| Task brief |
Select the lines that hold the word "Great" and copy each one.

***** Exercise materials *****

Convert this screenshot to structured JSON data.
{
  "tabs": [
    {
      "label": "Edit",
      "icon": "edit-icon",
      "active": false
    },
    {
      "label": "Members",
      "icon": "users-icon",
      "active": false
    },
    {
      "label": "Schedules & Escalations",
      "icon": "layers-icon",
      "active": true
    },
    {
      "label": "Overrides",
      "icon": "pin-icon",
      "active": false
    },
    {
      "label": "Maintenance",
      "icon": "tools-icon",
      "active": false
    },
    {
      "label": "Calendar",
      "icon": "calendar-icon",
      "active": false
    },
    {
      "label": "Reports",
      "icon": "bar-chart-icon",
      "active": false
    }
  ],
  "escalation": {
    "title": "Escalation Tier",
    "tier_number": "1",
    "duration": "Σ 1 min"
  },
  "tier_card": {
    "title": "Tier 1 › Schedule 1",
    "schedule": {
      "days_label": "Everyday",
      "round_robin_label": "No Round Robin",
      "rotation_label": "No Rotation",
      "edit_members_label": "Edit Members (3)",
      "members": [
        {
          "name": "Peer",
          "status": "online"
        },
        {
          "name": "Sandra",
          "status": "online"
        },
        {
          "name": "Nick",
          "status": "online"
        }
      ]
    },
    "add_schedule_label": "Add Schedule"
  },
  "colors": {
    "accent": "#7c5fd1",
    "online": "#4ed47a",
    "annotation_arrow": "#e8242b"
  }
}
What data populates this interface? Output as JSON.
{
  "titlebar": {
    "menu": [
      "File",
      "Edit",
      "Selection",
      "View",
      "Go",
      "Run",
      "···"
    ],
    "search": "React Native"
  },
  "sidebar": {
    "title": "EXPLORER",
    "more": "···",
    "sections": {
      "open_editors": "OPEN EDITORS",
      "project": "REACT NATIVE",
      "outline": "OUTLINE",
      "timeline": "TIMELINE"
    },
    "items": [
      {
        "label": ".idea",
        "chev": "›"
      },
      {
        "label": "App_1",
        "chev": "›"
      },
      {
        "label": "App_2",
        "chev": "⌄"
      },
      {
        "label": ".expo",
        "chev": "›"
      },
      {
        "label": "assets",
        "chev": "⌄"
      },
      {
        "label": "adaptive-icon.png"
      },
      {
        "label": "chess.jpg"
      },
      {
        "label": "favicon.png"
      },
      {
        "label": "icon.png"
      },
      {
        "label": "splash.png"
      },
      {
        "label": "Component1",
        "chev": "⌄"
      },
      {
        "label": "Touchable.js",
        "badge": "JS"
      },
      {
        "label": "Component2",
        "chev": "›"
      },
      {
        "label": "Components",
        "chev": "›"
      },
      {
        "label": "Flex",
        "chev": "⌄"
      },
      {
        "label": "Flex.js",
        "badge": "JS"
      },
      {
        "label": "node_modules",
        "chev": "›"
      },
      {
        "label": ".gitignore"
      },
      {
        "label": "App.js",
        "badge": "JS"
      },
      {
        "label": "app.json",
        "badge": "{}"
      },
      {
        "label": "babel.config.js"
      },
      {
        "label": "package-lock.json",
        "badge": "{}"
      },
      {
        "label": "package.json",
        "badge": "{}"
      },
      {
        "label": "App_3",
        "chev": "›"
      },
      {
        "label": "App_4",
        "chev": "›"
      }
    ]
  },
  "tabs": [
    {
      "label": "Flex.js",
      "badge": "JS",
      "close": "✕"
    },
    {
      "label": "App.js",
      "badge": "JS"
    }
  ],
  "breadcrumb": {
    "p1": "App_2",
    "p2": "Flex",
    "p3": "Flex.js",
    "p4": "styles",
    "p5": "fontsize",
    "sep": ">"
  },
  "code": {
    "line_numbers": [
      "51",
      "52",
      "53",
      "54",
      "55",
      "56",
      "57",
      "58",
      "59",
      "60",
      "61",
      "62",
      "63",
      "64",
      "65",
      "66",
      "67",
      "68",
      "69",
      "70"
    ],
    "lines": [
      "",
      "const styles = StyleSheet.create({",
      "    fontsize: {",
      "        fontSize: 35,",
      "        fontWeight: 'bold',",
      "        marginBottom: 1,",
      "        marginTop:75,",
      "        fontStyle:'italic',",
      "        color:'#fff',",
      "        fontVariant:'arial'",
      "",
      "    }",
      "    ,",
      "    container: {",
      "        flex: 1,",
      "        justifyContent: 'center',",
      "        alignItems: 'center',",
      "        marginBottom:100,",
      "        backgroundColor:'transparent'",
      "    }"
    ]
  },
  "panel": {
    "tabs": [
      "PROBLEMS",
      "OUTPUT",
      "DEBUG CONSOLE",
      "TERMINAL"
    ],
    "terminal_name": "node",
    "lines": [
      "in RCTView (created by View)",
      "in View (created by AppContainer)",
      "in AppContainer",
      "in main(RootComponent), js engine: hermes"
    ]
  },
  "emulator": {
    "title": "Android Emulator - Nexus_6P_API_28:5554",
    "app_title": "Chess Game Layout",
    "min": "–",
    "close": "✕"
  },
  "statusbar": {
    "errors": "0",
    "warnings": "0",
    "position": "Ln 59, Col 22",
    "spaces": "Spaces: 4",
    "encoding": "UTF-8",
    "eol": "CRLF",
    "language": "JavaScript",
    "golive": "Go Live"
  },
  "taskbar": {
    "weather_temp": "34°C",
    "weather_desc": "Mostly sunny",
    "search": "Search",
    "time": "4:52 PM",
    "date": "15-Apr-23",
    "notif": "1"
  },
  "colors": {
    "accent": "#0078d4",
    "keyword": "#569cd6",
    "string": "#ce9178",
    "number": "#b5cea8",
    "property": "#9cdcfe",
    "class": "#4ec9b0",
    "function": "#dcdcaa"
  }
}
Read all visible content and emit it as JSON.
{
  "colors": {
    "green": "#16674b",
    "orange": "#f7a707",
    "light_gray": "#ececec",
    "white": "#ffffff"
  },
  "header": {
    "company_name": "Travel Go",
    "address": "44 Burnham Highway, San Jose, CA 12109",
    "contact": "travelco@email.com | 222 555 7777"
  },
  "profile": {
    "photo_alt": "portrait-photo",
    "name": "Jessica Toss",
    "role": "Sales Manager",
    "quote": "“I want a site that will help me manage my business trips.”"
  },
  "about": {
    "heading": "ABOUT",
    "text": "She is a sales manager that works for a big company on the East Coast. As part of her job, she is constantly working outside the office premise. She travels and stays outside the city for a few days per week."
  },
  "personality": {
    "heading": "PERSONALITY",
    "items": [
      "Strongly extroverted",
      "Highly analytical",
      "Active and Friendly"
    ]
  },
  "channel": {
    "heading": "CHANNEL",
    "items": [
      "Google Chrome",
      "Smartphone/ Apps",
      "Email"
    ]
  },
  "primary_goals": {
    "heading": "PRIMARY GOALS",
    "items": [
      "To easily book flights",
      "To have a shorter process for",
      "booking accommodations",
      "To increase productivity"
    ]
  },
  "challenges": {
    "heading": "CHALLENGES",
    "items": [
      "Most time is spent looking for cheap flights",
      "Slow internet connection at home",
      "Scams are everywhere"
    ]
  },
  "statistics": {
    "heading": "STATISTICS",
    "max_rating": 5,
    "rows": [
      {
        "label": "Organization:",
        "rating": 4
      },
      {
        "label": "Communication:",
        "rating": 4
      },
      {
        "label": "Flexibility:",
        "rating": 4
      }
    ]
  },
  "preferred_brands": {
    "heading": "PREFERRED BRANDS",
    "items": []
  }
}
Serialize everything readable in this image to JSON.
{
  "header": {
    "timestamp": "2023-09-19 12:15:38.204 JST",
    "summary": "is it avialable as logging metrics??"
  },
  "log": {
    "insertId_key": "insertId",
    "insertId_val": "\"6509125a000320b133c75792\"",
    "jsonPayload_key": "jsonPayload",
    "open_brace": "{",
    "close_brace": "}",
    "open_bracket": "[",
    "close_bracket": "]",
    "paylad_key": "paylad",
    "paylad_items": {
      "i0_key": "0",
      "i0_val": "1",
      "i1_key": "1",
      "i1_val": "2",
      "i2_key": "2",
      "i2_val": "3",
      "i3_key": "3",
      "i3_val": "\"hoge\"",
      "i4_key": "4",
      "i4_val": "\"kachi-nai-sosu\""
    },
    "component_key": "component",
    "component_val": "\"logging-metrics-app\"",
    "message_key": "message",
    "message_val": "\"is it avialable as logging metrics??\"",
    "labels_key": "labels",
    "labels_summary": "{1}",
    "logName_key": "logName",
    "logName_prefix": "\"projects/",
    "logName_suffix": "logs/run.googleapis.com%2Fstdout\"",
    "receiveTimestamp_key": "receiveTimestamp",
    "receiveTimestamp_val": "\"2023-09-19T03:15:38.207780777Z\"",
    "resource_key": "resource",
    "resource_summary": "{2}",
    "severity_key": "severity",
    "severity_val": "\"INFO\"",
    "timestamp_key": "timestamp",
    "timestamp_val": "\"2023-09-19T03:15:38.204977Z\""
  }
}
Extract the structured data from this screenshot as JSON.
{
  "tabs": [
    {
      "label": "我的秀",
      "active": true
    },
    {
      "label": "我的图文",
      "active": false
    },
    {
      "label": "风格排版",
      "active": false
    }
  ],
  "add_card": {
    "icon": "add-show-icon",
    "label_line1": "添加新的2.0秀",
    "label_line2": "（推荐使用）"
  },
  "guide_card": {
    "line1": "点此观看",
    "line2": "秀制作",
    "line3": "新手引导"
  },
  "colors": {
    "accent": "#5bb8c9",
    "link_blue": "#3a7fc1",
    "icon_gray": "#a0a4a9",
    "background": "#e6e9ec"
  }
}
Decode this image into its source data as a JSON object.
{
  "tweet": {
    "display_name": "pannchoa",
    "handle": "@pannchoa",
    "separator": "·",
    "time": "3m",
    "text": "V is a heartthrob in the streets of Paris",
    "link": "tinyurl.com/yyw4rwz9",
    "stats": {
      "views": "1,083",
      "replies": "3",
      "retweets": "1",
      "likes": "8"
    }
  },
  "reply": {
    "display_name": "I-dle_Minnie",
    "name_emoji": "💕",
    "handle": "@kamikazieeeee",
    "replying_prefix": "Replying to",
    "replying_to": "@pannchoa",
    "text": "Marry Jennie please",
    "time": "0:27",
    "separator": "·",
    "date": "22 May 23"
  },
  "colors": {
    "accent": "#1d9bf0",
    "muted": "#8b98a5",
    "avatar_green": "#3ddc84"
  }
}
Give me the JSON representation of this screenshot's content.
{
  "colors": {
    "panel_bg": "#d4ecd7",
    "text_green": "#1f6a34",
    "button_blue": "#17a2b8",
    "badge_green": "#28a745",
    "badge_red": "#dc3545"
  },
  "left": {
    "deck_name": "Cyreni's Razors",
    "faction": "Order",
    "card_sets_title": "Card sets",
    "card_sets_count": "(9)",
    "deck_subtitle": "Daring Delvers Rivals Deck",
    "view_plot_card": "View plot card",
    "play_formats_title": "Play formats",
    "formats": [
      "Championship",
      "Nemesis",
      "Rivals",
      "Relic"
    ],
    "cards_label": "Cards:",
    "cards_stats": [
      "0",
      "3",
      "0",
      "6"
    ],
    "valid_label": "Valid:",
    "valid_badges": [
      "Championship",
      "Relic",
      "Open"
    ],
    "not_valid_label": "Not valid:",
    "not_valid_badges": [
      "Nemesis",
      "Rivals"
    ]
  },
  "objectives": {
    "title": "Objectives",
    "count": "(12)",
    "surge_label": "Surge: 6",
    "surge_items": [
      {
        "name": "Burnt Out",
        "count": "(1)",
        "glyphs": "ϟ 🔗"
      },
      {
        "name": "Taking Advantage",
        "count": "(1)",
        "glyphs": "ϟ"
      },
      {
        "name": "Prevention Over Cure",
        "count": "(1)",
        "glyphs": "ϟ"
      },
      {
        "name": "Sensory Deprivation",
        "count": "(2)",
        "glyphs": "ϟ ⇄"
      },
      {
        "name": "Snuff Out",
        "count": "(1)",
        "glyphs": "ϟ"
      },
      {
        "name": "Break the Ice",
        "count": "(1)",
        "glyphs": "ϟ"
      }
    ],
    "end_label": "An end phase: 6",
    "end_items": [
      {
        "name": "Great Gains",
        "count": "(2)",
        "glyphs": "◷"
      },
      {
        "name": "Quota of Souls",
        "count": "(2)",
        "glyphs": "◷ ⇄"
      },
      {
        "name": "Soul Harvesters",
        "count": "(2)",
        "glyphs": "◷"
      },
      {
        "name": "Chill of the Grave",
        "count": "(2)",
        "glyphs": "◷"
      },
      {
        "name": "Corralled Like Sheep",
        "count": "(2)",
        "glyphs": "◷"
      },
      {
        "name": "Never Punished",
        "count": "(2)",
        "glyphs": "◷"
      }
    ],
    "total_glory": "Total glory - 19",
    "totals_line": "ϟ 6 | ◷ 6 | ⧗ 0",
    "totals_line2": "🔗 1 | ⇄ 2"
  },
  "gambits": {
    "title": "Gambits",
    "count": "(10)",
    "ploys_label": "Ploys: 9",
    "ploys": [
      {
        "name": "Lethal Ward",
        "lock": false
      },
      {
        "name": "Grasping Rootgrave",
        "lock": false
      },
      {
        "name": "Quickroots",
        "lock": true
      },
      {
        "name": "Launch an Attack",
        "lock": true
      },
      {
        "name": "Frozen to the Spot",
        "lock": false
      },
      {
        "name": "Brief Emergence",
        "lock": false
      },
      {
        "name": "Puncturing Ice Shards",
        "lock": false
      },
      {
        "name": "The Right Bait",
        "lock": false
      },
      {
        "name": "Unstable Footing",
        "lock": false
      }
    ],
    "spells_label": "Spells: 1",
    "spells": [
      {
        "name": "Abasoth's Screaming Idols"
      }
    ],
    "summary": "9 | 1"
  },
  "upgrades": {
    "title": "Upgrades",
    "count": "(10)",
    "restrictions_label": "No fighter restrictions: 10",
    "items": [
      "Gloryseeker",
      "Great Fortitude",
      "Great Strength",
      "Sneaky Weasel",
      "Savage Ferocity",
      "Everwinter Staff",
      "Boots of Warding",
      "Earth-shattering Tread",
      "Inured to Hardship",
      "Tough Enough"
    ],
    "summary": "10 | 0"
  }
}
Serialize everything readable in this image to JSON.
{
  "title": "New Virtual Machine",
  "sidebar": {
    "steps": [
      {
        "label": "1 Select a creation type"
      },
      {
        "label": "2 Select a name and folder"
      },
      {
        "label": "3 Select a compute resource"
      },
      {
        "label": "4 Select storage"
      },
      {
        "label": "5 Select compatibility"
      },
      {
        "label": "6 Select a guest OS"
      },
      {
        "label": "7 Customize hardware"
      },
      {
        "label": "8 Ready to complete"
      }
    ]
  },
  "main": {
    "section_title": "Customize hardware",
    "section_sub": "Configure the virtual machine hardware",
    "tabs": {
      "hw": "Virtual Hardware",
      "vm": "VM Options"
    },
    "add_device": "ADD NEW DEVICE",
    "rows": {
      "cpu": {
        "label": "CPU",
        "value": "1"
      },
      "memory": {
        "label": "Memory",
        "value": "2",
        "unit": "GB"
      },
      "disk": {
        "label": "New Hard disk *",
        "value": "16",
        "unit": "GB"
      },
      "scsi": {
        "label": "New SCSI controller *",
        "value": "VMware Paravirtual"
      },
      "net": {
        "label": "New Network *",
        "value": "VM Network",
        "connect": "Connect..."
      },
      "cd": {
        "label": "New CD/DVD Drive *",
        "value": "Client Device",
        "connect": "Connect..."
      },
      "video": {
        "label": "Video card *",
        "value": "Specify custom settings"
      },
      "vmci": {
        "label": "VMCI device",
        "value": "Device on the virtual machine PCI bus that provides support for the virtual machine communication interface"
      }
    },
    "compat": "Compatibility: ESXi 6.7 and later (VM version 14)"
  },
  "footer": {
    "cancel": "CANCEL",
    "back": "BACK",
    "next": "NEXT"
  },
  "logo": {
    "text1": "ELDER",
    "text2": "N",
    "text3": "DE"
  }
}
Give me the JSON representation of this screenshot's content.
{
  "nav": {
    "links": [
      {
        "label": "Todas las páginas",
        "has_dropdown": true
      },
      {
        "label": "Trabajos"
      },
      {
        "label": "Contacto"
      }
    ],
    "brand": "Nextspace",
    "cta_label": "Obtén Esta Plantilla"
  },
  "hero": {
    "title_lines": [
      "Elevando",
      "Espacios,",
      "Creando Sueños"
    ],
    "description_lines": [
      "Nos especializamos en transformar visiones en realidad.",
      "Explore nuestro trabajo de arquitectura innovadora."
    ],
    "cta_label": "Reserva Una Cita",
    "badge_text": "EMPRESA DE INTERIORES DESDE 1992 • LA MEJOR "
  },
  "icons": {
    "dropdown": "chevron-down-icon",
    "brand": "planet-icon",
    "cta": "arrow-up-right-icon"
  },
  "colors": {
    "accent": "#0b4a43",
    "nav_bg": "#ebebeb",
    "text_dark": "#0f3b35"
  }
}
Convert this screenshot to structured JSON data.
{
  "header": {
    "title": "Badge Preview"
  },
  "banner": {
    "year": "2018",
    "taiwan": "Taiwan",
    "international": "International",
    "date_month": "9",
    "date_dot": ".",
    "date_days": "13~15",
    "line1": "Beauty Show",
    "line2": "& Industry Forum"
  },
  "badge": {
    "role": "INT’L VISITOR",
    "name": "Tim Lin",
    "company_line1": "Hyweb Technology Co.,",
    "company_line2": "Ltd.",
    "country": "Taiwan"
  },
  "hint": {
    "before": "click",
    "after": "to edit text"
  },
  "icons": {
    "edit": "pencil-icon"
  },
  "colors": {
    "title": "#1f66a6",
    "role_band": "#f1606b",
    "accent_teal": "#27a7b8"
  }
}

*****

| The output |
        "name": "Great Gains",
      "Great Fortitude",
      "Great Strength",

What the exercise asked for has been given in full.